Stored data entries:
*-*-*

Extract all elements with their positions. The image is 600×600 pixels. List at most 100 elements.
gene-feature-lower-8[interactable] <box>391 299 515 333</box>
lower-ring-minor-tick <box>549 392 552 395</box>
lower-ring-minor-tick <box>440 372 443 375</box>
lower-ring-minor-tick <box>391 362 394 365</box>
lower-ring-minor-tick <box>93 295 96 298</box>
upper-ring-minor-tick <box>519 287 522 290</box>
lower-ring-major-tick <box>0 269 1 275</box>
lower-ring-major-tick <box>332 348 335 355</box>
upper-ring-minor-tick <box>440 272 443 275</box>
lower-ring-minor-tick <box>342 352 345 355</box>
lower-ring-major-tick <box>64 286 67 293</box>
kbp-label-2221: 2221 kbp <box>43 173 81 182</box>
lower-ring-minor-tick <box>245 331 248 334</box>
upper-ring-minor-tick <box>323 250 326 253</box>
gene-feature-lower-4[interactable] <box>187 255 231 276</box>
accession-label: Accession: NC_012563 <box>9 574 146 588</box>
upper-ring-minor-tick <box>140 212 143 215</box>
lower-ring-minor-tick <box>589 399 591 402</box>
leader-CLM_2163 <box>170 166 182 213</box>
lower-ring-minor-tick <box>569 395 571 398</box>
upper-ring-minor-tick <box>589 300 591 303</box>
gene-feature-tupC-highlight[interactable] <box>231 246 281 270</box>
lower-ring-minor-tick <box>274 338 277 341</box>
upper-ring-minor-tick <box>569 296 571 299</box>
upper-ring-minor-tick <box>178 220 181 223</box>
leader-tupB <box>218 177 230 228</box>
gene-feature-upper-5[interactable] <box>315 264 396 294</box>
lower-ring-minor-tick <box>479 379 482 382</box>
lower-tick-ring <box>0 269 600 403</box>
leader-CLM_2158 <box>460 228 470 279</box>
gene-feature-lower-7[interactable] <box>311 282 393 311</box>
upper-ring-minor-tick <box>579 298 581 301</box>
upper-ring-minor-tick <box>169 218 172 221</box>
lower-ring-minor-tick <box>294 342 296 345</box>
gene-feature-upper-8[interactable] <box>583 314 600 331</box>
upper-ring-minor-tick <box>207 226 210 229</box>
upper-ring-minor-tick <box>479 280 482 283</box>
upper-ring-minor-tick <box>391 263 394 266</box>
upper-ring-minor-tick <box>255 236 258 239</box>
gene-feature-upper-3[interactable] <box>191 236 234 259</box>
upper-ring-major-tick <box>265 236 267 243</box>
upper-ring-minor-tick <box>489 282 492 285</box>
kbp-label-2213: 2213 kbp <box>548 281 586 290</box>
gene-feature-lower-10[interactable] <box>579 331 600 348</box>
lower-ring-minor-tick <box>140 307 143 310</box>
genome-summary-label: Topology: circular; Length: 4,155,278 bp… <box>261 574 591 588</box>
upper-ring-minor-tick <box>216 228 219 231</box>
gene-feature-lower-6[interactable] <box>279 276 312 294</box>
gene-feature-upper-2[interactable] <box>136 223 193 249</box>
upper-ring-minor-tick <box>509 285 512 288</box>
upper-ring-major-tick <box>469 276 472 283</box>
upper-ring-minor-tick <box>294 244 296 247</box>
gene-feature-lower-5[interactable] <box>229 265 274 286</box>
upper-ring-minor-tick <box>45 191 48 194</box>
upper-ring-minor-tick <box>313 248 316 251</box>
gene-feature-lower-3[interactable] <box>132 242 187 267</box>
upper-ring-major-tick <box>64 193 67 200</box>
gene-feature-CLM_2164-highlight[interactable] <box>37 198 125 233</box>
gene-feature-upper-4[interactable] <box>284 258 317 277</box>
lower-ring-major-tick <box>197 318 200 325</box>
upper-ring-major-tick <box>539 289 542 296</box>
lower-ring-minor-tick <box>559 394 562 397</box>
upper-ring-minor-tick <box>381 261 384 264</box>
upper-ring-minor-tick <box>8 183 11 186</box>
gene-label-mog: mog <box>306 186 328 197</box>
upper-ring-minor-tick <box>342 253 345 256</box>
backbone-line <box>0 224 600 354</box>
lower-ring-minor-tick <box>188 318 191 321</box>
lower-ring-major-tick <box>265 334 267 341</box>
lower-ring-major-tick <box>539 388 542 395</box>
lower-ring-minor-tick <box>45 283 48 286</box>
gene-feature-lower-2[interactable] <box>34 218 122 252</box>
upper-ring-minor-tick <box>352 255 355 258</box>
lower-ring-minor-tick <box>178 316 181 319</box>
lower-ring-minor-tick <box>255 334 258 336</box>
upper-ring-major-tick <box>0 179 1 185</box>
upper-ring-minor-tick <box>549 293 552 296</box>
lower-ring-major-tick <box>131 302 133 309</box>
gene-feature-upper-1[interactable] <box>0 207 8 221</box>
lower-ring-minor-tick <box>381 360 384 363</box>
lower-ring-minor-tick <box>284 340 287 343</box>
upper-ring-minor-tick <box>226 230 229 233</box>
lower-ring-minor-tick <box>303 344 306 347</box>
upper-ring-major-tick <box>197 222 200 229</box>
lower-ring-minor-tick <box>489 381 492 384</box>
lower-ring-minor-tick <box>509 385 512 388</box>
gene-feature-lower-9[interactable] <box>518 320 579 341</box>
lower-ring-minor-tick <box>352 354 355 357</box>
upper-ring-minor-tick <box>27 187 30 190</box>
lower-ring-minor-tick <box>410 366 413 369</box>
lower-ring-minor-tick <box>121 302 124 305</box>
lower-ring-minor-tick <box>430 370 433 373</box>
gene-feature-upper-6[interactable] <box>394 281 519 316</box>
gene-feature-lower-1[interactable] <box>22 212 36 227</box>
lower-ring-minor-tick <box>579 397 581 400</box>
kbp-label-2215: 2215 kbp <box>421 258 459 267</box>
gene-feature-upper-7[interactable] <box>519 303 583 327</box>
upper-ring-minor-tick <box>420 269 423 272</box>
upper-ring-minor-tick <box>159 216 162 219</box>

*-*-*

### Problem requirements
Each line above that includes the word "leader" is to be copied.

### Task answer
leader-CLM_2163 <box>170 166 182 213</box>
leader-tupB <box>218 177 230 228</box>
leader-CLM_2158 <box>460 228 470 279</box>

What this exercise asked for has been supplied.